**THE EXERCISE:** Read the lines that follow and tally those with the word "structured"; give the number and nothing else.

**DATA PROVIDED:**
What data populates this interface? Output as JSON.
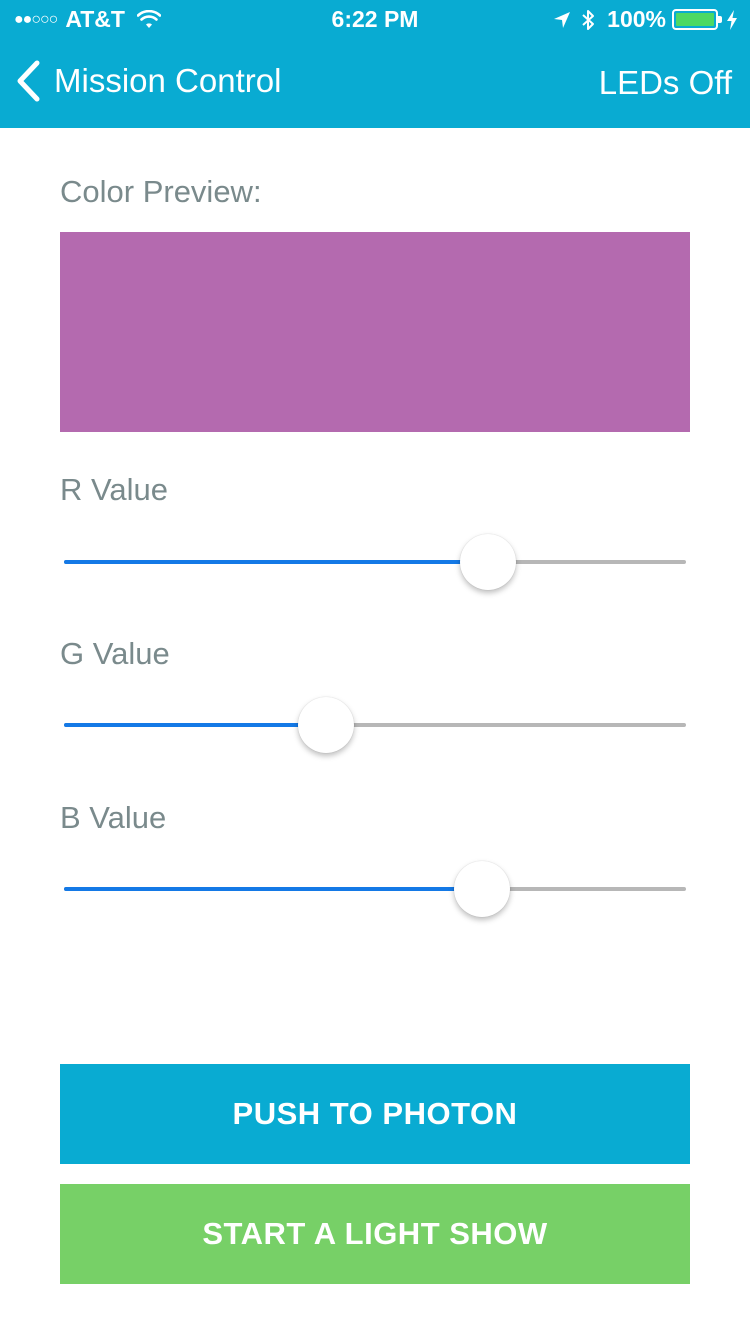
{
  "status_bar": {
    "signal": "●●○○○",
    "carrier": "AT&T",
    "time": "6:22 PM",
    "battery": "100%",
    "battery_color": "#4cd964"
  },
  "nav": {
    "back_label": "Mission Control",
    "right_label": "LEDs Off",
    "color": "#09abd2"
  },
  "preview": {
    "label": "Color Preview:",
    "color": "#b46aaf"
  },
  "sliders": [
    {
      "label": "R Value",
      "fraction": 0.682
    },
    {
      "label": "G Value",
      "fraction": 0.422
    },
    {
      "label": "B Value",
      "fraction": 0.672
    }
  ],
  "buttons": {
    "push": "PUSH TO PHOTON",
    "push_color": "#09abd2",
    "show": "START A LIGHT SHOW",
    "show_color": "#77d067"
  }
}
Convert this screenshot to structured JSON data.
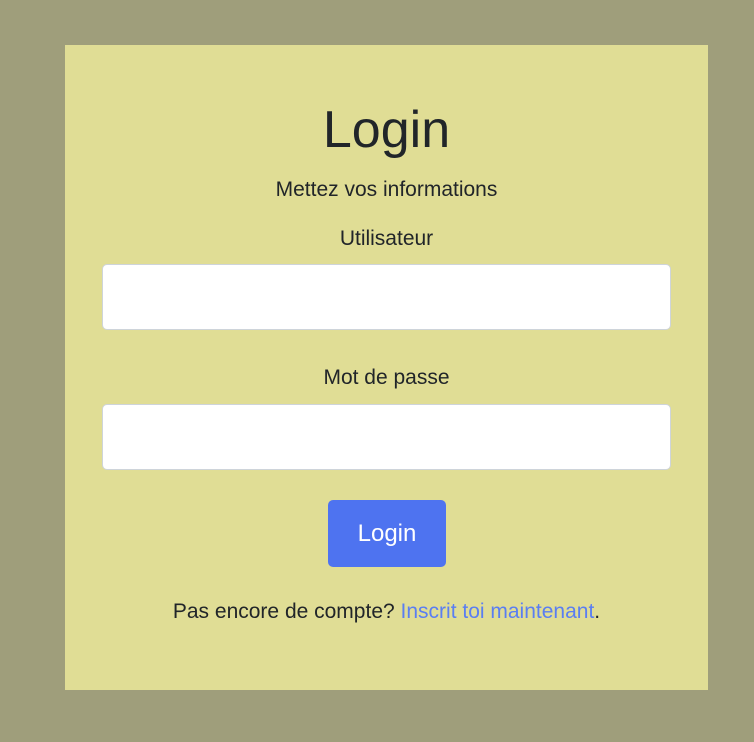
{
  "colors": {
    "page_background": "#9f9e7b",
    "card_background": "#e0dd95",
    "button": "#4e73f0",
    "link": "#5a7ef2"
  },
  "login_card": {
    "title": "Login",
    "subtitle": "Mettez vos informations",
    "username_label": "Utilisateur",
    "username_value": "",
    "password_label": "Mot de passe",
    "password_value": "",
    "submit_label": "Login",
    "footer_text": "Pas encore de compte? ",
    "footer_link": "Inscrit toi maintenant",
    "footer_end": "."
  }
}
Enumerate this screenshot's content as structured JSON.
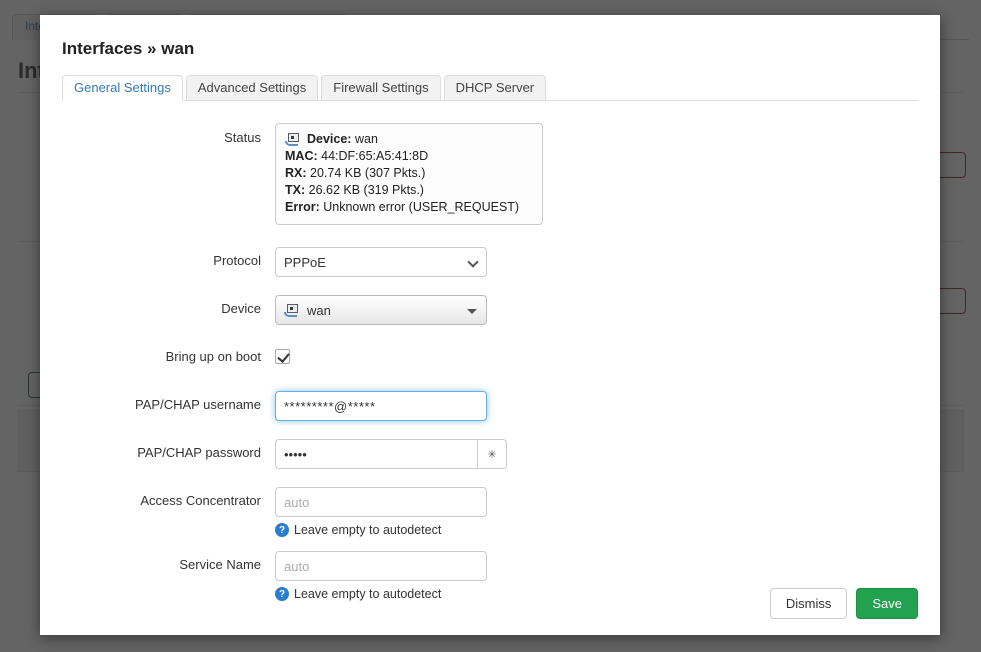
{
  "background": {
    "tabs": [
      "Interfaces",
      "",
      ""
    ],
    "heading": "Interfaces"
  },
  "modal": {
    "title": "Interfaces » wan",
    "tabs": [
      {
        "label": "General Settings",
        "active": true
      },
      {
        "label": "Advanced Settings",
        "active": false
      },
      {
        "label": "Firewall Settings",
        "active": false
      },
      {
        "label": "DHCP Server",
        "active": false
      }
    ],
    "status": {
      "label": "Status",
      "icon": "network-interface-icon",
      "lines": [
        {
          "key": "Device:",
          "value": "wan"
        },
        {
          "key": "MAC:",
          "value": "44:DF:65:A5:41:8D"
        },
        {
          "key": "RX:",
          "value": "20.74 KB (307 Pkts.)"
        },
        {
          "key": "TX:",
          "value": "26.62 KB (319 Pkts.)"
        },
        {
          "key": "Error:",
          "value": "Unknown error (USER_REQUEST)"
        }
      ]
    },
    "protocol": {
      "label": "Protocol",
      "value": "PPPoE",
      "options": [
        "PPPoE"
      ]
    },
    "device": {
      "label": "Device",
      "value": "wan",
      "icon": "network-interface-icon"
    },
    "bring_up_on_boot": {
      "label": "Bring up on boot",
      "checked": true
    },
    "username": {
      "label": "PAP/CHAP username",
      "value": "*********@*****",
      "focused": true
    },
    "password": {
      "label": "PAP/CHAP password",
      "value": "•••••",
      "reveal_glyph": "✳"
    },
    "access_concentrator": {
      "label": "Access Concentrator",
      "value": "",
      "placeholder": "auto",
      "hint": "Leave empty to autodetect",
      "hint_icon": "?"
    },
    "service_name": {
      "label": "Service Name",
      "value": "",
      "placeholder": "auto",
      "hint": "Leave empty to autodetect",
      "hint_icon": "?"
    },
    "footer": {
      "dismiss_label": "Dismiss",
      "save_label": "Save"
    }
  },
  "colors": {
    "accent_link": "#337ab7",
    "save_green": "#22a14e",
    "focus_blue": "#66afe9",
    "hint_blue": "#2b7dd1"
  }
}
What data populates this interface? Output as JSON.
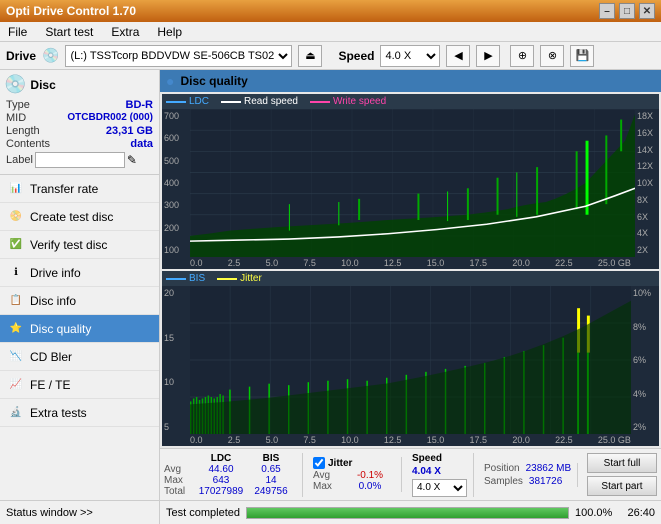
{
  "titlebar": {
    "title": "Opti Drive Control 1.70",
    "minimize": "–",
    "maximize": "□",
    "close": "✕"
  },
  "menubar": {
    "items": [
      "File",
      "Start test",
      "Extra",
      "Help"
    ]
  },
  "drivebar": {
    "label": "Drive",
    "drive_value": "(L:) TSSTcorp BDDVDW SE-506CB TS02",
    "speed_label": "Speed",
    "speed_value": "4.0 X"
  },
  "disc": {
    "type_label": "Type",
    "type_val": "BD-R",
    "mid_label": "MID",
    "mid_val": "OTCBDR002 (000)",
    "length_label": "Length",
    "length_val": "23,31 GB",
    "contents_label": "Contents",
    "contents_val": "data",
    "label_label": "Label",
    "label_placeholder": ""
  },
  "nav": {
    "items": [
      {
        "id": "transfer-rate",
        "label": "Transfer rate",
        "active": false
      },
      {
        "id": "create-test-disc",
        "label": "Create test disc",
        "active": false
      },
      {
        "id": "verify-test-disc",
        "label": "Verify test disc",
        "active": false
      },
      {
        "id": "drive-info",
        "label": "Drive info",
        "active": false
      },
      {
        "id": "disc-info",
        "label": "Disc info",
        "active": false
      },
      {
        "id": "disc-quality",
        "label": "Disc quality",
        "active": true
      },
      {
        "id": "cd-bler",
        "label": "CD Bler",
        "active": false
      },
      {
        "id": "fe-te",
        "label": "FE / TE",
        "active": false
      },
      {
        "id": "extra-tests",
        "label": "Extra tests",
        "active": false
      }
    ]
  },
  "chart": {
    "title": "Disc quality",
    "legend1": {
      "ldc_label": "LDC",
      "read_label": "Read speed",
      "write_label": "Write speed"
    },
    "legend2": {
      "bis_label": "BIS",
      "jitter_label": "Jitter"
    },
    "top_y_max": 700,
    "top_y_labels": [
      "700",
      "600",
      "500",
      "400",
      "300",
      "200",
      "100"
    ],
    "top_y_right": [
      "18X",
      "16X",
      "14X",
      "12X",
      "10X",
      "8X",
      "6X",
      "4X",
      "2X"
    ],
    "x_labels": [
      "0.0",
      "2.5",
      "5.0",
      "7.5",
      "10.0",
      "12.5",
      "15.0",
      "17.5",
      "20.0",
      "22.5",
      "25.0 GB"
    ],
    "bot_y_max": 20,
    "bot_y_labels": [
      "20",
      "15",
      "10",
      "5"
    ],
    "bot_y_right": [
      "10%",
      "8%",
      "6%",
      "4%",
      "2%"
    ]
  },
  "stats": {
    "ldc_header": "LDC",
    "bis_header": "BIS",
    "jitter_header": "Jitter",
    "speed_header": "Speed",
    "avg_label": "Avg",
    "max_label": "Max",
    "total_label": "Total",
    "ldc_avg": "44.60",
    "ldc_max": "643",
    "ldc_total": "17027989",
    "bis_avg": "0.65",
    "bis_max": "14",
    "bis_total": "249756",
    "jitter_avg": "-0.1%",
    "jitter_max": "0.0%",
    "speed_val": "4.04 X",
    "speed_dropdown": "4.0 X",
    "position_label": "Position",
    "position_val": "23862 MB",
    "samples_label": "Samples",
    "samples_val": "381726",
    "start_full": "Start full",
    "start_part": "Start part"
  },
  "statusbar": {
    "status_window": "Status window >>",
    "status_text": "Test completed",
    "progress": 100.0,
    "progress_pct": "100.0%",
    "time": "26:40"
  },
  "colors": {
    "accent": "#c06010",
    "active_nav": "#4488cc",
    "ldc_color": "#44aaff",
    "read_color": "#ffffff",
    "write_color": "#ff44aa",
    "bis_color": "#44aaff",
    "jitter_color": "#ffff00",
    "grid_color": "#2a3a4a",
    "ldc_fill": "#006600",
    "bis_fill": "#006600"
  }
}
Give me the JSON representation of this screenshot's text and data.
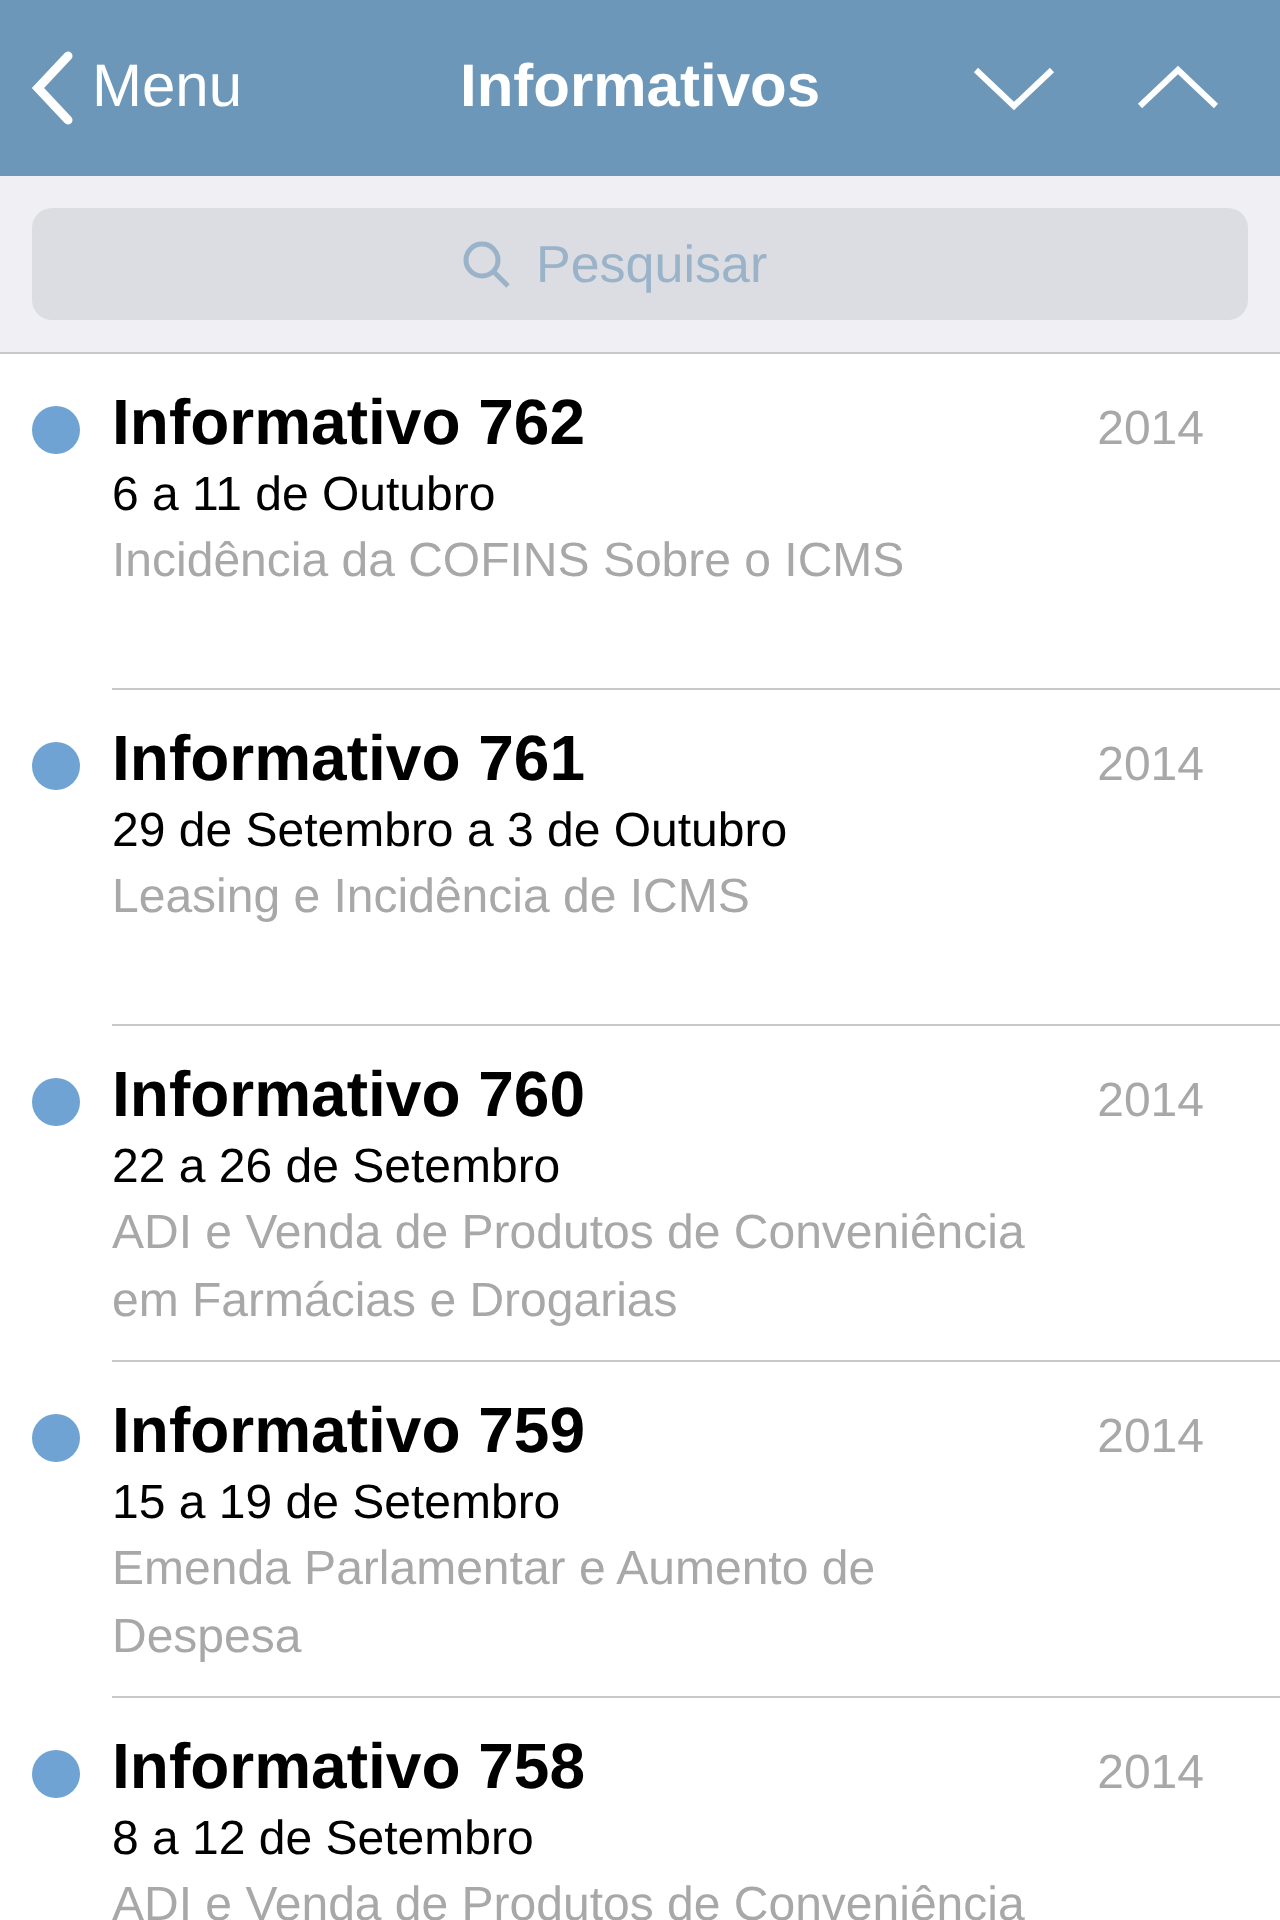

**EXERCISE ANSWER:** 2